[Task description] Quote all entries in full, exactly.

** begin **

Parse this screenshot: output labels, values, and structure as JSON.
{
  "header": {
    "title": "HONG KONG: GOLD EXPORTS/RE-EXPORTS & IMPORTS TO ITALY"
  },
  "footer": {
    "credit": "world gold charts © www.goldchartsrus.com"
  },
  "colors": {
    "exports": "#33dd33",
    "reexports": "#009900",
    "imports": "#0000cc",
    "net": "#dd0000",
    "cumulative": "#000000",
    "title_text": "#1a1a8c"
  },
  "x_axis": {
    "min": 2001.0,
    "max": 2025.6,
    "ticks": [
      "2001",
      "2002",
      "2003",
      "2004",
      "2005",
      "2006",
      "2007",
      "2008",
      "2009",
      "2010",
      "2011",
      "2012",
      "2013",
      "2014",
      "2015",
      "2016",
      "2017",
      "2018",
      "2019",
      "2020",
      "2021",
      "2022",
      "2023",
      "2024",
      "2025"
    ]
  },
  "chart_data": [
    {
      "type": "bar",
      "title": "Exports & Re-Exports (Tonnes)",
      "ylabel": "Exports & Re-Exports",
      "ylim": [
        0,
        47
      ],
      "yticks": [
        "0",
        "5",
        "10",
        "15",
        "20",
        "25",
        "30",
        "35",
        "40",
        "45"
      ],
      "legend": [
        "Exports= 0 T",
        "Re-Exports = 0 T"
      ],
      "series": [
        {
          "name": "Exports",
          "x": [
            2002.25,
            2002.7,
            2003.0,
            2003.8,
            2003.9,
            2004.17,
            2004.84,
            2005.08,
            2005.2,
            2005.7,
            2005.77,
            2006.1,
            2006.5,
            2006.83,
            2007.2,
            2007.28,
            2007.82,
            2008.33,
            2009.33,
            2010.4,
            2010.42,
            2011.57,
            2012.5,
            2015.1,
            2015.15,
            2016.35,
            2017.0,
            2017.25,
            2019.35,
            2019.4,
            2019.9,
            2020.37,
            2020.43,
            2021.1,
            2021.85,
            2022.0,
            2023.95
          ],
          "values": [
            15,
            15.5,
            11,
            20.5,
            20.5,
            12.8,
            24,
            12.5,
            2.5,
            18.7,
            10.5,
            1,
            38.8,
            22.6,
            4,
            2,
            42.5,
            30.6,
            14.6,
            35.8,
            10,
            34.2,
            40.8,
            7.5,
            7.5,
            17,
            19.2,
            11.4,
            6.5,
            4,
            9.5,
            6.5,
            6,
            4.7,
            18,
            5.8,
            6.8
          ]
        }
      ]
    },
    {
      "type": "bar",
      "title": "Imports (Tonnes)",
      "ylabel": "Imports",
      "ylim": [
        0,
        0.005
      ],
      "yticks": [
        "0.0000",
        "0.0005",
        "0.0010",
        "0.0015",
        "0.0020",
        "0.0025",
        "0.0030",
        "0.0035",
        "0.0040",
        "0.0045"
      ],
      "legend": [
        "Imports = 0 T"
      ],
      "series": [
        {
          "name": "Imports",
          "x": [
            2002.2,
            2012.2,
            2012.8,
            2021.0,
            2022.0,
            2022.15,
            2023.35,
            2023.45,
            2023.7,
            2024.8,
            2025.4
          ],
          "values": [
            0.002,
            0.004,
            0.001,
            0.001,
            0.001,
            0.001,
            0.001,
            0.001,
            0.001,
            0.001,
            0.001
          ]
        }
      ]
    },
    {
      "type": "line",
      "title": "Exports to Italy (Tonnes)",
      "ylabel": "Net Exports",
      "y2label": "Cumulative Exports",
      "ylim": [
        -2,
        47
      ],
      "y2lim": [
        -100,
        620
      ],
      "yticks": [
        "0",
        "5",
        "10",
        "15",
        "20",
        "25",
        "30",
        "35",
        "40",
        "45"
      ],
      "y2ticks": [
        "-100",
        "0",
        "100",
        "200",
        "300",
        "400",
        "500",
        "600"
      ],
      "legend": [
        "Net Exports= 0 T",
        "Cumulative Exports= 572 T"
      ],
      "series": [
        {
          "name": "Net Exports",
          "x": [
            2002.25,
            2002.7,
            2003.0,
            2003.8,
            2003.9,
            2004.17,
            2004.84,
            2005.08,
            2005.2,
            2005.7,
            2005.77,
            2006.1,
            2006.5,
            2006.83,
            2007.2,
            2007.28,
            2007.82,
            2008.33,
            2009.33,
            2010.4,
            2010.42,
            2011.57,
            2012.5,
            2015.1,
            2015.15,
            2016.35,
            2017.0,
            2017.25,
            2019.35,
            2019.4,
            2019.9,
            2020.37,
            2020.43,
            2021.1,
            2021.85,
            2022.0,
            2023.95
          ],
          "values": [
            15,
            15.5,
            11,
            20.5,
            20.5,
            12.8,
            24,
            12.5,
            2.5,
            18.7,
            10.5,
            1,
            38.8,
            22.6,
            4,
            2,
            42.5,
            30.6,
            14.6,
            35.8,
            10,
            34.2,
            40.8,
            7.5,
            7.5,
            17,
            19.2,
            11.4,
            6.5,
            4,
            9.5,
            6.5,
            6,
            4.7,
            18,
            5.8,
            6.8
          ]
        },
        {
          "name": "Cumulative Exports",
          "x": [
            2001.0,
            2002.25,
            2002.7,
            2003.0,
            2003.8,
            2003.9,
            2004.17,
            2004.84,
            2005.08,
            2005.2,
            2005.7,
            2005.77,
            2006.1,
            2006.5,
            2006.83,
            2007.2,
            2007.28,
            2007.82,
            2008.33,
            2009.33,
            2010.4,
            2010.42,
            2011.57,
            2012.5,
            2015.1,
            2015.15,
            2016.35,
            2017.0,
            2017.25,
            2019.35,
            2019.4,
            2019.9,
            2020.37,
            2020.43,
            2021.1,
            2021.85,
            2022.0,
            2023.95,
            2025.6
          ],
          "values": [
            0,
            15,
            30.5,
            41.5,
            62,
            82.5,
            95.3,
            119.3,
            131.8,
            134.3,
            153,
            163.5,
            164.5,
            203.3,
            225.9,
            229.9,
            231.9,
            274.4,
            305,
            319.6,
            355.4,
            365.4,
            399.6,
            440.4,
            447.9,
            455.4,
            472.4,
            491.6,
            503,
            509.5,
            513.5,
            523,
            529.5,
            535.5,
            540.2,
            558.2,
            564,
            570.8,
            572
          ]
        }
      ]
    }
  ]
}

** end **

[Exercise result]
Parse this screenshot: output labels, values, and structure as JSON.
{
  "header": {
    "title": "HONG KONG: GOLD EXPORTS/RE-EXPORTS & IMPORTS TO ITALY"
  },
  "footer": {
    "credit": "world gold charts © www.goldchartsrus.com"
  },
  "colors": {
    "exports": "#33dd33",
    "reexports": "#009900",
    "imports": "#0000cc",
    "net": "#dd0000",
    "cumulative": "#000000",
    "title_text": "#1a1a8c"
  },
  "x_axis": {
    "min": 2001.0,
    "max": 2025.6,
    "ticks": [
      "2001",
      "2002",
      "2003",
      "2004",
      "2005",
      "2006",
      "2007",
      "2008",
      "2009",
      "2010",
      "2011",
      "2012",
      "2013",
      "2014",
      "2015",
      "2016",
      "2017",
      "2018",
      "2019",
      "2020",
      "2021",
      "2022",
      "2023",
      "2024",
      "2025"
    ]
  },
  "chart_data": [
    {
      "type": "bar",
      "title": "Exports & Re-Exports (Tonnes)",
      "ylabel": "Exports & Re-Exports",
      "ylim": [
        0,
        47
      ],
      "yticks": [
        "0",
        "5",
        "10",
        "15",
        "20",
        "25",
        "30",
        "35",
        "40",
        "45"
      ],
      "legend": [
        "Exports= 0 T",
        "Re-Exports = 0 T"
      ],
      "series": [
        {
          "name": "Exports",
          "x": [
            2002.25,
            2002.7,
            2003.0,
            2003.8,
            2003.9,
            2004.17,
            2004.84,
            2005.08,
            2005.2,
            2005.7,
            2005.77,
            2006.1,
            2006.5,
            2006.83,
            2007.2,
            2007.28,
            2007.82,
            2008.33,
            2009.33,
            2010.4,
            2010.42,
            2011.57,
            2012.5,
            2015.1,
            2015.15,
            2016.35,
            2017.0,
            2017.25,
            2019.35,
            2019.4,
            2019.9,
            2020.37,
            2020.43,
            2021.1,
            2021.85,
            2022.0,
            2023.95
          ],
          "values": [
            15,
            15.5,
            11,
            20.5,
            20.5,
            12.8,
            24,
            12.5,
            2.5,
            18.7,
            10.5,
            1,
            38.8,
            22.6,
            4,
            2,
            42.5,
            30.6,
            14.6,
            35.8,
            10,
            34.2,
            40.8,
            7.5,
            7.5,
            17,
            19.2,
            11.4,
            6.5,
            4,
            9.5,
            6.5,
            6,
            4.7,
            18,
            5.8,
            6.8
          ]
        }
      ]
    },
    {
      "type": "bar",
      "title": "Imports (Tonnes)",
      "ylabel": "Imports",
      "ylim": [
        0,
        0.005
      ],
      "yticks": [
        "0.0000",
        "0.0005",
        "0.0010",
        "0.0015",
        "0.0020",
        "0.0025",
        "0.0030",
        "0.0035",
        "0.0040",
        "0.0045"
      ],
      "legend": [
        "Imports = 0 T"
      ],
      "series": [
        {
          "name": "Imports",
          "x": [
            2002.2,
            2012.2,
            2012.8,
            2021.0,
            2022.0,
            2022.15,
            2023.35,
            2023.45,
            2023.7,
            2024.8,
            2025.4
          ],
          "values": [
            0.002,
            0.004,
            0.001,
            0.001,
            0.001,
            0.001,
            0.001,
            0.001,
            0.001,
            0.001,
            0.001
          ]
        }
      ]
    },
    {
      "type": "line",
      "title": "Exports to Italy (Tonnes)",
      "ylabel": "Net Exports",
      "y2label": "Cumulative Exports",
      "ylim": [
        -2,
        47
      ],
      "y2lim": [
        -100,
        620
      ],
      "yticks": [
        "0",
        "5",
        "10",
        "15",
        "20",
        "25",
        "30",
        "35",
        "40",
        "45"
      ],
      "y2ticks": [
        "-100",
        "0",
        "100",
        "200",
        "300",
        "400",
        "500",
        "600"
      ],
      "legend": [
        "Net Exports= 0 T",
        "Cumulative Exports= 572 T"
      ],
      "series": [
        {
          "name": "Net Exports",
          "x": [
            2002.25,
            2002.7,
            2003.0,
            2003.8,
            2003.9,
            2004.17,
            2004.84,
            2005.08,
            2005.2,
            2005.7,
            2005.77,
            2006.1,
            2006.5,
            2006.83,
            2007.2,
            2007.28,
            2007.82,
            2008.33,
            2009.33,
            2010.4,
            2010.42,
            2011.57,
            2012.5,
            2015.1,
            2015.15,
            2016.35,
            2017.0,
            2017.25,
            2019.35,
            2019.4,
            2019.9,
            2020.37,
            2020.43,
            2021.1,
            2021.85,
            2022.0,
            2023.95
          ],
          "values": [
            15,
            15.5,
            11,
            20.5,
            20.5,
            12.8,
            24,
            12.5,
            2.5,
            18.7,
            10.5,
            1,
            38.8,
            22.6,
            4,
            2,
            42.5,
            30.6,
            14.6,
            35.8,
            10,
            34.2,
            40.8,
            7.5,
            7.5,
            17,
            19.2,
            11.4,
            6.5,
            4,
            9.5,
            6.5,
            6,
            4.7,
            18,
            5.8,
            6.8
          ]
        },
        {
          "name": "Cumulative Exports",
          "x": [
            2001.0,
            2002.25,
            2002.7,
            2003.0,
            2003.8,
            2003.9,
            2004.17,
            2004.84,
            2005.08,
            2005.2,
            2005.7,
            2005.77,
            2006.1,
            2006.5,
            2006.83,
            2007.2,
            2007.28,
            2007.82,
            2008.33,
            2009.33,
            2010.4,
            2010.42,
            2011.57,
            2012.5,
            2015.1,
            2015.15,
            2016.35,
            2017.0,
            2017.25,
            2019.35,
            2019.4,
            2019.9,
            2020.37,
            2020.43,
            2021.1,
            2021.85,
            2022.0,
            2023.95,
            2025.6
          ],
          "values": [
            0,
            15,
            30.5,
            41.5,
            62,
            82.5,
            95.3,
            119.3,
            131.8,
            134.3,
            153,
            163.5,
            164.5,
            203.3,
            225.9,
            229.9,
            231.9,
            274.4,
            305,
            319.6,
            355.4,
            365.4,
            399.6,
            440.4,
            447.9,
            455.4,
            472.4,
            491.6,
            503,
            509.5,
            513.5,
            523,
            529.5,
            535.5,
            540.2,
            558.2,
            564,
            570.8,
            572
          ]
        }
      ]
    }
  ]
}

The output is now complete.